[TASK STATEMENT]:
Note each line where "JSON" appears, and copy it.

· · · · · · ·

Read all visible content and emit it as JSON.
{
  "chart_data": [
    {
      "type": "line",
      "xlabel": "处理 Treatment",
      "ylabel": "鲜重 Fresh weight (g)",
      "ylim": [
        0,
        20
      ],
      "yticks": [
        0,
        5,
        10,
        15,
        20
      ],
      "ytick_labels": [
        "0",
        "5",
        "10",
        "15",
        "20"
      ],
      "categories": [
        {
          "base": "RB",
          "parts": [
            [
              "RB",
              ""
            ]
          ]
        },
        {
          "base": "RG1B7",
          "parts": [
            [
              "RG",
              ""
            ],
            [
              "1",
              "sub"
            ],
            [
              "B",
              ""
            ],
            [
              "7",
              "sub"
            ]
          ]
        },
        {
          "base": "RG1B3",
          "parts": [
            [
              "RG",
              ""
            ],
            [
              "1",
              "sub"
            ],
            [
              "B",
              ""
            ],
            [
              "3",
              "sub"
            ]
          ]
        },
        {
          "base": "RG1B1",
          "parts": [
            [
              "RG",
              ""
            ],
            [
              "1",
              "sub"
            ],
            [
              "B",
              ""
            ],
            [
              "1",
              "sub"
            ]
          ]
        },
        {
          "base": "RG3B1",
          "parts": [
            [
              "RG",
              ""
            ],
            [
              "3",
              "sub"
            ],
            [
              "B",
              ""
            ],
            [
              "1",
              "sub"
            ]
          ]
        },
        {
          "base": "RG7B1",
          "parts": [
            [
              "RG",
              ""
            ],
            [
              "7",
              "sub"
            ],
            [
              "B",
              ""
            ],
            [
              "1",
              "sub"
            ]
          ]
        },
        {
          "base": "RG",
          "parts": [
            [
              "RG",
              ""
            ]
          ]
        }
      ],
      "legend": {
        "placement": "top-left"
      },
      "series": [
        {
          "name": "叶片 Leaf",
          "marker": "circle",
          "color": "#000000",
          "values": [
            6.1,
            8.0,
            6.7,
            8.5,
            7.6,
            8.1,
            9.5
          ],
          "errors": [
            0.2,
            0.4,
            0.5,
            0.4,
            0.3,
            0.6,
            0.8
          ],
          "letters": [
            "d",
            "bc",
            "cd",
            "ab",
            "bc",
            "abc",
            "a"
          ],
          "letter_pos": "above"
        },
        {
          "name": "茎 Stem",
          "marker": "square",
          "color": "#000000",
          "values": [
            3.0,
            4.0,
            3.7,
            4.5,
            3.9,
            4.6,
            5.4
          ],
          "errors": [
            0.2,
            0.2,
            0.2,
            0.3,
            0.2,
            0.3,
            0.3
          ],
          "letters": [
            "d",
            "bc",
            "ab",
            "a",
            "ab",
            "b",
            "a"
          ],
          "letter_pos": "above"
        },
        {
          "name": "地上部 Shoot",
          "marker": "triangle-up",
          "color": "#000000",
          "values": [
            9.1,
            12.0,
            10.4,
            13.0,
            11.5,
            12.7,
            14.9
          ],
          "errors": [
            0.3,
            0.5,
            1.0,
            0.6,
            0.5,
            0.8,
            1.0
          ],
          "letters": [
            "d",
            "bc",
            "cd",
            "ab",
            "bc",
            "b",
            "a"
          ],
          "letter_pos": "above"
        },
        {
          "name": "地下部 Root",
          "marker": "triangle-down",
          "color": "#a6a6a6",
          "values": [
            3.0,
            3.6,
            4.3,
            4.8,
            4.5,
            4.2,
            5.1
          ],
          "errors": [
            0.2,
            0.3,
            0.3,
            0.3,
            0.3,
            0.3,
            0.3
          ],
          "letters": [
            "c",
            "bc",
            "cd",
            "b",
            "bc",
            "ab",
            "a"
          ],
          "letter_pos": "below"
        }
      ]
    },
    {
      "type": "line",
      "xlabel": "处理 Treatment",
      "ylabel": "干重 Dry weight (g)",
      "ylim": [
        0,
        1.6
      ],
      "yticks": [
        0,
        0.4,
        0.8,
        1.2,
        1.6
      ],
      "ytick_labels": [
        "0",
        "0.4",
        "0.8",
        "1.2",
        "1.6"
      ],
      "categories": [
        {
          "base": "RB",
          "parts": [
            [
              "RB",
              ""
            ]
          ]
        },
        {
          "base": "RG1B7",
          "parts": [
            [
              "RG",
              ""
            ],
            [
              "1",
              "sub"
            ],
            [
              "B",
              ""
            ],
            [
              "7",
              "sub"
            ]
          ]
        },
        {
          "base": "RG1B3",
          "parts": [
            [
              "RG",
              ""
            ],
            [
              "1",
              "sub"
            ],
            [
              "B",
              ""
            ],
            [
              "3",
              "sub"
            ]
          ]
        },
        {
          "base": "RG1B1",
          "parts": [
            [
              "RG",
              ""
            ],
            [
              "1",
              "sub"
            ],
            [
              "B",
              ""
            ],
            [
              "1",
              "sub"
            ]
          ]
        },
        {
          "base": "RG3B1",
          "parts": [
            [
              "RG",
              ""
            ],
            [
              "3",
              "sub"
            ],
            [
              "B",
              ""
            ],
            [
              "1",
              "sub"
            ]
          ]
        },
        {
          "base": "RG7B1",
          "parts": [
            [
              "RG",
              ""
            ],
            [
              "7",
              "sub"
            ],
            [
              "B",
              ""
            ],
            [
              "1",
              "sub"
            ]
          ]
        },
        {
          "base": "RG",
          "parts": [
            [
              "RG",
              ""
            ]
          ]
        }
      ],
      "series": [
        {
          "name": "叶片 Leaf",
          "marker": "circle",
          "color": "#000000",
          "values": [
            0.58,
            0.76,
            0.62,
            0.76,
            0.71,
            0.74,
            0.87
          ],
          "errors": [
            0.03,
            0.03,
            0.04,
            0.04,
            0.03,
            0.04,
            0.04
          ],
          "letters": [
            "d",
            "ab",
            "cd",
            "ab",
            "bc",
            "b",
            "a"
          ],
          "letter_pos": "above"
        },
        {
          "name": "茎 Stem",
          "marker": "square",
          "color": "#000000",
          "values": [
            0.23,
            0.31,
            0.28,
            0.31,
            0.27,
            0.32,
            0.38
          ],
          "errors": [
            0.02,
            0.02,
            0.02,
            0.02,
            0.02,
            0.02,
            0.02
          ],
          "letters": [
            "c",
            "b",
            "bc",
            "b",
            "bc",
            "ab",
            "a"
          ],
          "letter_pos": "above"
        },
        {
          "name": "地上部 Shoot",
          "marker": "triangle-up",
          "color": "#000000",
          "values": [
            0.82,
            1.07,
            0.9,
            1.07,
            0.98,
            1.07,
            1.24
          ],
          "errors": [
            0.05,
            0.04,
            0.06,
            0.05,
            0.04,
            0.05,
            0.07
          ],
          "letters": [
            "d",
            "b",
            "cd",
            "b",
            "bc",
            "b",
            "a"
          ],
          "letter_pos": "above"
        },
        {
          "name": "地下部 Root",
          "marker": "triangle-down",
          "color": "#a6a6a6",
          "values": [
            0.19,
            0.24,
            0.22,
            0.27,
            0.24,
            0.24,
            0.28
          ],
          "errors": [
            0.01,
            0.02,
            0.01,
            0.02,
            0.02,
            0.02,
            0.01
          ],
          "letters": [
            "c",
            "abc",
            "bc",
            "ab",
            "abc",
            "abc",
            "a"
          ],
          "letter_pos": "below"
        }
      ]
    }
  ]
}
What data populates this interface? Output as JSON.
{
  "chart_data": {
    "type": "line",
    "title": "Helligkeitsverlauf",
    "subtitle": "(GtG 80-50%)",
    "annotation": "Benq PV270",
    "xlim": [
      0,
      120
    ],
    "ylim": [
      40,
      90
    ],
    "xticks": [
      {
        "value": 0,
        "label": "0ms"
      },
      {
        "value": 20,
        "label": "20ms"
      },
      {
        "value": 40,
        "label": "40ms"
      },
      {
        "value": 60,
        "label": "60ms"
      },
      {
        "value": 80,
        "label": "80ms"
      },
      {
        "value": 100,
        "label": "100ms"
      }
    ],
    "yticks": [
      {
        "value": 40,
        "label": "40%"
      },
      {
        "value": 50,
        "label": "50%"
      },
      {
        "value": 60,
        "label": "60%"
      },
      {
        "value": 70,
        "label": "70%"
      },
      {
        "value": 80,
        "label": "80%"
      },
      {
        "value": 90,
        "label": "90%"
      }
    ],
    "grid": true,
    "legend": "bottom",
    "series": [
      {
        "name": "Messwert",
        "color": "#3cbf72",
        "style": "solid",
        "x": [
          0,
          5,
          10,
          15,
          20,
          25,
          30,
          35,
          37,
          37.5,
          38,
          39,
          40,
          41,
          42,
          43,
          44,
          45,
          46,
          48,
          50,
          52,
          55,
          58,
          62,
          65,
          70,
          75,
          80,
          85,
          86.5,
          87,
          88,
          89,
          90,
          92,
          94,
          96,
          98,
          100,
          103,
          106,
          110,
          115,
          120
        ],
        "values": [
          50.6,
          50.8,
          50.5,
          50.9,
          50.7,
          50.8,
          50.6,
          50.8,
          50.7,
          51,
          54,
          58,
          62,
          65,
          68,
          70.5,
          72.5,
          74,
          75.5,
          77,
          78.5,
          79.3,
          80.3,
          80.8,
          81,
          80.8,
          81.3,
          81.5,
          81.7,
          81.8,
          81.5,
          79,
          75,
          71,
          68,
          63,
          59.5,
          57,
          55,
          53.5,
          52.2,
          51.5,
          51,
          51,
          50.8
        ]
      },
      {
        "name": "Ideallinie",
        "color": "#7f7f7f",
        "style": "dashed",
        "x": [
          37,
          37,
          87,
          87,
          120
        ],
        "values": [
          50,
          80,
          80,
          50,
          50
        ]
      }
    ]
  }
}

· · · · · · ·

[THE RESPONSE]:
Read all visible content and emit it as JSON.
What data populates this interface? Output as JSON.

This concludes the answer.